*Problem description:* Identify all lines below that hold "Tumor" and collect them.

[Task material — start]

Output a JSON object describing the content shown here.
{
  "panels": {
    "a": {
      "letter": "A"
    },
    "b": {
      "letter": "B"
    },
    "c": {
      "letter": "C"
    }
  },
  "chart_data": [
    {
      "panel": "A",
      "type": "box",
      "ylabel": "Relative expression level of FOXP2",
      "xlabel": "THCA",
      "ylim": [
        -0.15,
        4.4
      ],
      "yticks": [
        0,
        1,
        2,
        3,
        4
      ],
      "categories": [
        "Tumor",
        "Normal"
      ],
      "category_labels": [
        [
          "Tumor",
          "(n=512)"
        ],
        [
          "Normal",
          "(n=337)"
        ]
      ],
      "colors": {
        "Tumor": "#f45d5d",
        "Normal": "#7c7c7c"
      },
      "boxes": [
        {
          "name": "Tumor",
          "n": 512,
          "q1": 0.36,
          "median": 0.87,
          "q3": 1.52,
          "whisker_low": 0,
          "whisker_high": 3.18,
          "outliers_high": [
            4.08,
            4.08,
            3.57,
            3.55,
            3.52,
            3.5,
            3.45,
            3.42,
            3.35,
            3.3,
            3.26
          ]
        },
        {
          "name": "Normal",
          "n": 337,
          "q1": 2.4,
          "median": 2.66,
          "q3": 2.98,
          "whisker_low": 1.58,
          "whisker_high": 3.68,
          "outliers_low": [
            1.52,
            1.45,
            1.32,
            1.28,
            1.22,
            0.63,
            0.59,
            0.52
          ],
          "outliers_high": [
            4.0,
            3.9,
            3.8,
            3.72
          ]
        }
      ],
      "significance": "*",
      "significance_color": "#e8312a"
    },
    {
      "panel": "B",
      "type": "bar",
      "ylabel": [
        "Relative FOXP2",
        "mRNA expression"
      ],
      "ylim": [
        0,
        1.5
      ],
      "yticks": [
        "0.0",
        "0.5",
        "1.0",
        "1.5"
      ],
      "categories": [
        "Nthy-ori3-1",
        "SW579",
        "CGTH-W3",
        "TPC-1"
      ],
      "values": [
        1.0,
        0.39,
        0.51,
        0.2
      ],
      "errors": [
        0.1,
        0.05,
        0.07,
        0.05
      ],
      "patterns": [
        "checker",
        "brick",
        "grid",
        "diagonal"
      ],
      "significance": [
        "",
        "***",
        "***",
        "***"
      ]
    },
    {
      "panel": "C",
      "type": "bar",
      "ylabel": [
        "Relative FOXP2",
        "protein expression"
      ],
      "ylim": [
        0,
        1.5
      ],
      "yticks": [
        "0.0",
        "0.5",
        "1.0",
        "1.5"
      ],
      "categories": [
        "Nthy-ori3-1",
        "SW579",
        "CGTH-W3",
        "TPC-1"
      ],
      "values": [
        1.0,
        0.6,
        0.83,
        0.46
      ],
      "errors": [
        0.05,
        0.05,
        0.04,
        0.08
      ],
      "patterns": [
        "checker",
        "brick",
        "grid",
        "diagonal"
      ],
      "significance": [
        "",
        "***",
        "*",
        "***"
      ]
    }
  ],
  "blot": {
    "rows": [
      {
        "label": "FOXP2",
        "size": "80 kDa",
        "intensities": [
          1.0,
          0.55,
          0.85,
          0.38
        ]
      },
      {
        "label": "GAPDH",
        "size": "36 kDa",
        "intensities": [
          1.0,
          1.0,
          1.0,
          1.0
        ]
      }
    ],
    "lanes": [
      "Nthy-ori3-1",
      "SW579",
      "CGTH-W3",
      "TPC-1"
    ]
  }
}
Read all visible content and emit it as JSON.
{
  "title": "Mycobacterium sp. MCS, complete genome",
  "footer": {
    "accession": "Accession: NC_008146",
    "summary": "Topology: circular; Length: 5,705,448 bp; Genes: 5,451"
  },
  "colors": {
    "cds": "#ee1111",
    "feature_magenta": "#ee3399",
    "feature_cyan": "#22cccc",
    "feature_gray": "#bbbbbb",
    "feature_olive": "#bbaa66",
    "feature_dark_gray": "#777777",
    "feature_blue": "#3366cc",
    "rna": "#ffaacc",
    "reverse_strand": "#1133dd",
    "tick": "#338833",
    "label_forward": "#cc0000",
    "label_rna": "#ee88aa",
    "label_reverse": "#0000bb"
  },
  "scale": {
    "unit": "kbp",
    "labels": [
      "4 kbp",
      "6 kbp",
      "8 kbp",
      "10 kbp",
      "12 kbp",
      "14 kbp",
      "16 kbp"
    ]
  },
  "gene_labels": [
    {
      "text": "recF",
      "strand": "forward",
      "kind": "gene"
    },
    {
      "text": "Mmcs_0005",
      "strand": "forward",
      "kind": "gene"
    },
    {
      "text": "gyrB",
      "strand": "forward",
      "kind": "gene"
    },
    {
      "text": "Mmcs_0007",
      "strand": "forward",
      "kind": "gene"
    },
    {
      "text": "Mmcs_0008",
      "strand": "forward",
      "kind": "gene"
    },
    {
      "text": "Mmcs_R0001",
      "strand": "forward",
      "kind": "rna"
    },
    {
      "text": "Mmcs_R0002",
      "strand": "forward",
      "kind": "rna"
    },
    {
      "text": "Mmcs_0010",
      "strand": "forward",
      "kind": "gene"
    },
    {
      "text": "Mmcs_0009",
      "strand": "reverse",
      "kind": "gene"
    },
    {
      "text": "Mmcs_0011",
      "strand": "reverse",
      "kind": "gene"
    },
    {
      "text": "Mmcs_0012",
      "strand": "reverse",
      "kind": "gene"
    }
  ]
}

[Task material — finish]

*Response area:*
        "Tumor",
          "Tumor",
        "Tumor": "#f45d5d",
          "name": "Tumor",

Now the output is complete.